Task requirements: Return the entries below verbatim. Pictures stay out.

Recorded information:
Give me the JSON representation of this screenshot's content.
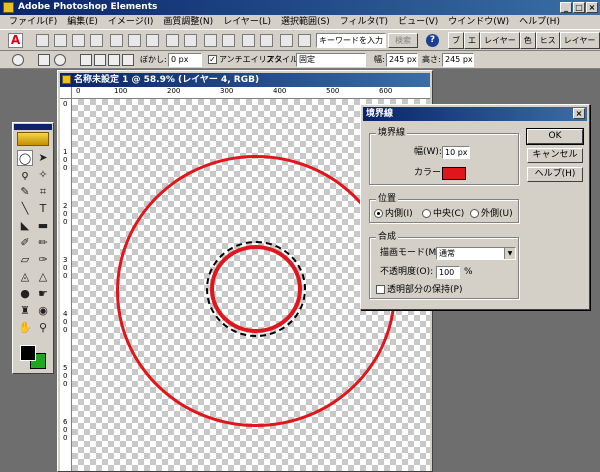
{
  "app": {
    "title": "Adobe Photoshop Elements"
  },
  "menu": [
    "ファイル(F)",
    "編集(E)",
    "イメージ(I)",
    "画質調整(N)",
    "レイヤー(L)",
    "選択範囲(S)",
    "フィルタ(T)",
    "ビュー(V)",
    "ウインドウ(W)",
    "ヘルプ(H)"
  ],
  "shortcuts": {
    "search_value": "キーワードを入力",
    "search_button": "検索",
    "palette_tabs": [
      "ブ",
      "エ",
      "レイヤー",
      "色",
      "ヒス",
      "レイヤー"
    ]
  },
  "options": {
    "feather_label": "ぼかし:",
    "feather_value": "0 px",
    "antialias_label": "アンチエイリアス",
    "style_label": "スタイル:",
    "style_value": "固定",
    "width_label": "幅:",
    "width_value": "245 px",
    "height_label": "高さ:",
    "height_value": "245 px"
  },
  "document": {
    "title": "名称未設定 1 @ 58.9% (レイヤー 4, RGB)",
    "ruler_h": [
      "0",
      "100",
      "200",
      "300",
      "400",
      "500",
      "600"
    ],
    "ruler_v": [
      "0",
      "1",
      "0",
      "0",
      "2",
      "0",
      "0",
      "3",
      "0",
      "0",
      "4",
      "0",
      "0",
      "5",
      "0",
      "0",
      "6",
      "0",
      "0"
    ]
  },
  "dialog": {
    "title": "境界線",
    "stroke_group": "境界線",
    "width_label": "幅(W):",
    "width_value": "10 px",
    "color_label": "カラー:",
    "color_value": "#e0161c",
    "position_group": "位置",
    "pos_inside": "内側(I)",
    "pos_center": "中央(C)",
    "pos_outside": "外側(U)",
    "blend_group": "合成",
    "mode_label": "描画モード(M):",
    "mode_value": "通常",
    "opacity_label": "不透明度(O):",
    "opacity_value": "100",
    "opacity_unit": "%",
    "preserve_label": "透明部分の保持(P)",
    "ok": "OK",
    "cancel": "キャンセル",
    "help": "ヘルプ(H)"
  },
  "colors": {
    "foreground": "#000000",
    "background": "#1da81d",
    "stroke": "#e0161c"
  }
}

Result below:
Give me the JSON representation of this screenshot's content.
{
  "app": {
    "title": "Adobe Photoshop Elements"
  },
  "menu": [
    "ファイル(F)",
    "編集(E)",
    "イメージ(I)",
    "画質調整(N)",
    "レイヤー(L)",
    "選択範囲(S)",
    "フィルタ(T)",
    "ビュー(V)",
    "ウインドウ(W)",
    "ヘルプ(H)"
  ],
  "shortcuts": {
    "search_value": "キーワードを入力",
    "search_button": "検索",
    "palette_tabs": [
      "ブ",
      "エ",
      "レイヤー",
      "色",
      "ヒス",
      "レイヤー"
    ]
  },
  "options": {
    "feather_label": "ぼかし:",
    "feather_value": "0 px",
    "antialias_label": "アンチエイリアス",
    "style_label": "スタイル:",
    "style_value": "固定",
    "width_label": "幅:",
    "width_value": "245 px",
    "height_label": "高さ:",
    "height_value": "245 px"
  },
  "document": {
    "title": "名称未設定 1 @ 58.9% (レイヤー 4, RGB)",
    "ruler_h": [
      "0",
      "100",
      "200",
      "300",
      "400",
      "500",
      "600"
    ],
    "ruler_v": [
      "0",
      "1",
      "0",
      "0",
      "2",
      "0",
      "0",
      "3",
      "0",
      "0",
      "4",
      "0",
      "0",
      "5",
      "0",
      "0",
      "6",
      "0",
      "0"
    ]
  },
  "dialog": {
    "title": "境界線",
    "stroke_group": "境界線",
    "width_label": "幅(W):",
    "width_value": "10 px",
    "color_label": "カラー:",
    "color_value": "#e0161c",
    "position_group": "位置",
    "pos_inside": "内側(I)",
    "pos_center": "中央(C)",
    "pos_outside": "外側(U)",
    "blend_group": "合成",
    "mode_label": "描画モード(M):",
    "mode_value": "通常",
    "opacity_label": "不透明度(O):",
    "opacity_value": "100",
    "opacity_unit": "%",
    "preserve_label": "透明部分の保持(P)",
    "ok": "OK",
    "cancel": "キャンセル",
    "help": "ヘルプ(H)"
  },
  "colors": {
    "foreground": "#000000",
    "background": "#1da81d",
    "stroke": "#e0161c"
  }
}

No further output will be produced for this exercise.